## Description of the task
Put all of the data below into a numbered list, one line per item, and leave out any blank lines.

## Information provided
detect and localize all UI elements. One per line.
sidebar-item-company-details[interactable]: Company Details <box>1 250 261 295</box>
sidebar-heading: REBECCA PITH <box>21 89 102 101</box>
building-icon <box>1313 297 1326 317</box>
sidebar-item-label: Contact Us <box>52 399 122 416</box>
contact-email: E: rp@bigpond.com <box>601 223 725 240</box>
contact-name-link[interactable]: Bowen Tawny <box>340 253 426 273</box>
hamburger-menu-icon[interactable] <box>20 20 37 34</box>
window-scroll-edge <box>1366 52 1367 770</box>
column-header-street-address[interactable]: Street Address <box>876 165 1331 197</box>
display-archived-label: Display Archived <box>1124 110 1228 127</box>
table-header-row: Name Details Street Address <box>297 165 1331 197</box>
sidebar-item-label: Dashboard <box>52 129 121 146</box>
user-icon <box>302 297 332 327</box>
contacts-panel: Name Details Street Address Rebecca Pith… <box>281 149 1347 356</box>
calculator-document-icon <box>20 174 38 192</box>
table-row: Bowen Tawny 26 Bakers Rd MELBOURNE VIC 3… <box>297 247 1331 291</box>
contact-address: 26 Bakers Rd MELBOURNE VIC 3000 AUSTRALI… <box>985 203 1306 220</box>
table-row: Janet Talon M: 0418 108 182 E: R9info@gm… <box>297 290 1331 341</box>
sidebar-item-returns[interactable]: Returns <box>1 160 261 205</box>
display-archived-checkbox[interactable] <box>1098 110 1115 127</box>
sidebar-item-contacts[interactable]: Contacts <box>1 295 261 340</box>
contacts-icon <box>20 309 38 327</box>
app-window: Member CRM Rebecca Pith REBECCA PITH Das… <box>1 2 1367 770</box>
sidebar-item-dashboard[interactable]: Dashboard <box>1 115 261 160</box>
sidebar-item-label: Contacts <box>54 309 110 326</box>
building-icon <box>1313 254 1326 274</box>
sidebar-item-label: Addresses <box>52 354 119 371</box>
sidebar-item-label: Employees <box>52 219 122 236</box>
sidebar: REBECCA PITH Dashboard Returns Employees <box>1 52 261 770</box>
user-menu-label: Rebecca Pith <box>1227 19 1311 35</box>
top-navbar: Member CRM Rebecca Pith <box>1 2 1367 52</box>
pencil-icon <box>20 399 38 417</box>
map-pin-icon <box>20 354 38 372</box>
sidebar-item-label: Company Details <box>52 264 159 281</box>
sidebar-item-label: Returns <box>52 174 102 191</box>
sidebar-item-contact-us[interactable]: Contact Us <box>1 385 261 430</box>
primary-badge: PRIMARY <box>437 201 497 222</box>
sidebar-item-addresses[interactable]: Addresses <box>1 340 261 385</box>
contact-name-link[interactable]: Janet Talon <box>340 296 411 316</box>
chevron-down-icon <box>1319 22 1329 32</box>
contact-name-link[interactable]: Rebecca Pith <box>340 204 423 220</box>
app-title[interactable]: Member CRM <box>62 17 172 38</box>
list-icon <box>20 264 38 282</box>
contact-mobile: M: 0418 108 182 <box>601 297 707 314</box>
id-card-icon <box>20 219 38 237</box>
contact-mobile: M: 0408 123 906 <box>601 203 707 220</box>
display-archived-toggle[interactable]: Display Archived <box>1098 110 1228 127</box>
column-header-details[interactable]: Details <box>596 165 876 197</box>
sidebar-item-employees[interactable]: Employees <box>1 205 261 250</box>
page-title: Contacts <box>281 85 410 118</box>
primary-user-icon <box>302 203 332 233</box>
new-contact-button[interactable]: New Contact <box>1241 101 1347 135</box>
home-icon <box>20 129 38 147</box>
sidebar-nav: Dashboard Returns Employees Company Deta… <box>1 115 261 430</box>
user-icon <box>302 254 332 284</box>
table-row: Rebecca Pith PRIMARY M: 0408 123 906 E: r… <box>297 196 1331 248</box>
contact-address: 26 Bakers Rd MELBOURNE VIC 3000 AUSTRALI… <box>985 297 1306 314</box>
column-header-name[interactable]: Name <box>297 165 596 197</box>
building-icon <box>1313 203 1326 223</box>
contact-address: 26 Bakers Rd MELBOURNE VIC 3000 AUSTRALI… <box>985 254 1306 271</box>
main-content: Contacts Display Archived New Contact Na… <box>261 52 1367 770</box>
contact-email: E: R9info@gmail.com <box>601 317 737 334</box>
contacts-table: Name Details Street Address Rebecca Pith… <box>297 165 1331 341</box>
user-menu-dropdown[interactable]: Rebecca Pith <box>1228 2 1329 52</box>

## Expected answer
1. detect and localize all UI elements. One per line.
2. sidebar-item-company-details[interactable]: Company Details <box>1 250 261 295</box>
3. sidebar-heading: REBECCA PITH <box>21 89 102 101</box>
4. building-icon <box>1313 297 1326 317</box>
5. sidebar-item-label: Contact Us <box>52 399 122 416</box>
6. contact-email: E: rp@bigpond.com <box>601 223 725 240</box>
7. contact-name-link[interactable]: Bowen Tawny <box>340 253 426 273</box>
8. hamburger-menu-icon[interactable] <box>20 20 37 34</box>
9. window-scroll-edge <box>1366 52 1367 770</box>
10. column-header-street-address[interactable]: Street Address <box>876 165 1331 197</box>
11. display-archived-label: Display Archived <box>1124 110 1228 127</box>
12. table-header-row: Name Details Street Address <box>297 165 1331 197</box>
13. sidebar-item-label: Dashboard <box>52 129 121 146</box>
14. user-icon <box>302 297 332 327</box>
15. contacts-panel: Name Details Street Address Rebecca Pith… <box>281 149 1347 356</box>
16. calculator-document-icon <box>20 174 38 192</box>
17. table-row: Bowen Tawny 26 Bakers Rd MELBOURNE VIC 3… <box>297 247 1331 291</box>
18. contact-address: 26 Bakers Rd MELBOURNE VIC 3000 AUSTRALI… <box>985 203 1306 220</box>
19. table-row: Janet Talon M: 0418 108 182 E: R9info@gm… <box>297 290 1331 341</box>
20. sidebar-item-returns[interactable]: Returns <box>1 160 261 205</box>
21. display-archived-checkbox[interactable] <box>1098 110 1115 127</box>
22. sidebar-item-contacts[interactable]: Contacts <box>1 295 261 340</box>
23. contacts-icon <box>20 309 38 327</box>
24. app-window: Member CRM Rebecca Pith REBECCA PITH Das… <box>1 2 1367 770</box>
25. sidebar-item-dashboard[interactable]: Dashboard <box>1 115 261 160</box>
26. sidebar-item-label: Contacts <box>54 309 110 326</box>
27. building-icon <box>1313 254 1326 274</box>
28. sidebar-item-label: Addresses <box>52 354 119 371</box>
29. sidebar-item-label: Employees <box>52 219 122 236</box>
30. sidebar: REBECCA PITH Dashboard Returns Employees <box>1 52 261 770</box>
31. user-menu-label: Rebecca Pith <box>1227 19 1311 35</box>
32. top-navbar: Member CRM Rebecca Pith <box>1 2 1367 52</box>
33. pencil-icon <box>20 399 38 417</box>
34. map-pin-icon <box>20 354 38 372</box>
35. sidebar-item-label: Company Details <box>52 264 159 281</box>
36. sidebar-item-label: Returns <box>52 174 102 191</box>
37. sidebar-item-contact-us[interactable]: Contact Us <box>1 385 261 430</box>
38. primary-badge: PRIMARY <box>437 201 497 222</box>
39. sidebar-item-addresses[interactable]: Addresses <box>1 340 261 385</box>
40. contact-name-link[interactable]: Janet Talon <box>340 296 411 316</box>
41. chevron-down-icon <box>1319 22 1329 32</box>
42. contact-name-link[interactable]: Rebecca Pith <box>340 204 423 220</box>
43. app-title[interactable]: Member CRM <box>62 17 172 38</box>
44. list-icon <box>20 264 38 282</box>
45. contact-mobile: M: 0418 108 182 <box>601 297 707 314</box>
46. id-card-icon <box>20 219 38 237</box>
47. contact-mobile: M: 0408 123 906 <box>601 203 707 220</box>
48. display-archived-toggle[interactable]: Display Archived <box>1098 110 1228 127</box>
49. column-header-details[interactable]: Details <box>596 165 876 197</box>
50. sidebar-item-employees[interactable]: Employees <box>1 205 261 250</box>
51. page-title: Contacts <box>281 85 410 118</box>
52. primary-user-icon <box>302 203 332 233</box>
53. new-contact-button[interactable]: New Contact <box>1241 101 1347 135</box>
54. home-icon <box>20 129 38 147</box>
55. sidebar-nav: Dashboard Returns Employees Company Deta… <box>1 115 261 430</box>
56. user-icon <box>302 254 332 284</box>
57. table-row: Rebecca Pith PRIMARY M: 0408 123 906 E: r… <box>297 196 1331 248</box>
58. contact-address: 26 Bakers Rd MELBOURNE VIC 3000 AUSTRALI… <box>985 297 1306 314</box>
59. column-header-name[interactable]: Name <box>297 165 596 197</box>
60. building-icon <box>1313 203 1326 223</box>
61. contact-address: 26 Bakers Rd MELBOURNE VIC 3000 AUSTRALI… <box>985 254 1306 271</box>
62. main-content: Contacts Display Archived New Contact Na… <box>261 52 1367 770</box>
63. contact-email: E: R9info@gmail.com <box>601 317 737 334</box>
64. contacts-table: Name Details Street Address Rebecca Pith… <box>297 165 1331 341</box>
65. user-menu-dropdown[interactable]: Rebecca Pith <box>1228 2 1329 52</box>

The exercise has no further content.